- **Problem statement**
Format every line of the data below as a numbered list, omitting blank lines and any pictures.
─── Data to process ───
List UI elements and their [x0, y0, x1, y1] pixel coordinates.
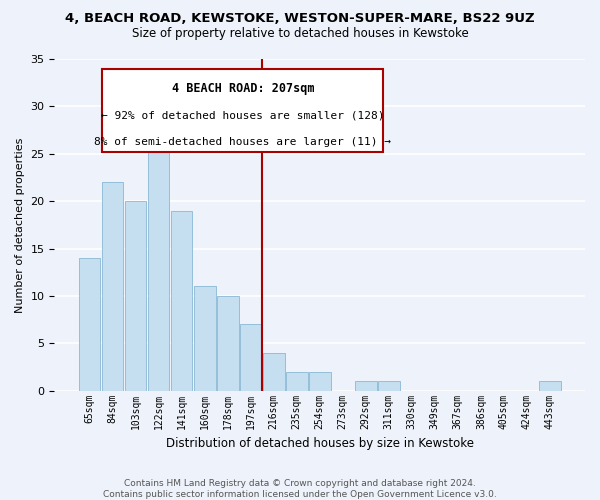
Bar — [79, 258, 100, 390]
Text: 4, BEACH ROAD, KEWSTOKE, WESTON-SUPER-MARE, BS22 9UZ: 4, BEACH ROAD, KEWSTOKE, WESTON-SUPER-MA… — [65, 12, 535, 26]
Bar — [355, 381, 377, 390]
Y-axis label: Number of detached properties: Number of detached properties — [15, 137, 25, 312]
Bar — [378, 381, 400, 390]
Bar — [539, 381, 561, 390]
Bar — [286, 372, 308, 390]
Bar — [309, 372, 331, 390]
Text: Contains public sector information licensed under the Open Government Licence v3: Contains public sector information licen… — [103, 490, 497, 499]
Text: 8% of semi-detached houses are larger (11) →: 8% of semi-detached houses are larger (1… — [94, 137, 391, 147]
Bar — [148, 144, 169, 390]
Bar — [170, 210, 193, 390]
Bar — [125, 201, 146, 390]
Bar — [263, 352, 284, 391]
FancyBboxPatch shape — [102, 69, 383, 152]
Bar — [101, 182, 124, 390]
Bar — [217, 296, 239, 390]
Text: 4 BEACH ROAD: 207sqm: 4 BEACH ROAD: 207sqm — [172, 82, 314, 95]
Text: Contains HM Land Registry data © Crown copyright and database right 2024.: Contains HM Land Registry data © Crown c… — [124, 479, 476, 488]
X-axis label: Distribution of detached houses by size in Kewstoke: Distribution of detached houses by size … — [166, 437, 474, 450]
Bar — [194, 286, 215, 391]
Bar — [239, 324, 262, 390]
Text: Size of property relative to detached houses in Kewstoke: Size of property relative to detached ho… — [131, 28, 469, 40]
Text: ← 92% of detached houses are smaller (128): ← 92% of detached houses are smaller (12… — [101, 110, 385, 120]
───
- **Problem solution**
1. List UI elements and their [x0, y0, x1, y1] pixel coordinates.
2. Bar — [79, 258, 100, 390]
3. Text: 4, BEACH ROAD, KEWSTOKE, WESTON-SUPER-MARE, BS22 9UZ: 4, BEACH ROAD, KEWSTOKE, WESTON-SUPER-MA… — [65, 12, 535, 26]
4. Bar — [355, 381, 377, 390]
5. Y-axis label: Number of detached properties: Number of detached properties — [15, 137, 25, 312]
6. Bar — [378, 381, 400, 390]
7. Bar — [539, 381, 561, 390]
8. Bar — [286, 372, 308, 390]
9. Bar — [309, 372, 331, 390]
10. Text: Contains public sector information licensed under the Open Government Licence v3: Contains public sector information licen… — [103, 490, 497, 499]
11. Text: 8% of semi-detached houses are larger (11) →: 8% of semi-detached houses are larger (1… — [94, 137, 391, 147]
12. Bar — [148, 144, 169, 390]
13. Bar — [170, 210, 193, 390]
14. Bar — [125, 201, 146, 390]
15. Bar — [263, 352, 284, 391]
16. FancyBboxPatch shape — [102, 69, 383, 152]
17. Bar — [101, 182, 124, 390]
18. Bar — [217, 296, 239, 390]
19. Text: 4 BEACH ROAD: 207sqm: 4 BEACH ROAD: 207sqm — [172, 82, 314, 95]
20. Text: Contains HM Land Registry data © Crown copyright and database right 2024.: Contains HM Land Registry data © Crown c… — [124, 479, 476, 488]
21. X-axis label: Distribution of detached houses by size in Kewstoke: Distribution of detached houses by size … — [166, 437, 474, 450]
22. Bar — [194, 286, 215, 391]
23. Bar — [239, 324, 262, 390]
24. Text: Size of property relative to detached houses in Kewstoke: Size of property relative to detached ho… — [131, 28, 469, 40]
25. Text: ← 92% of detached houses are smaller (128): ← 92% of detached houses are smaller (12… — [101, 110, 385, 120]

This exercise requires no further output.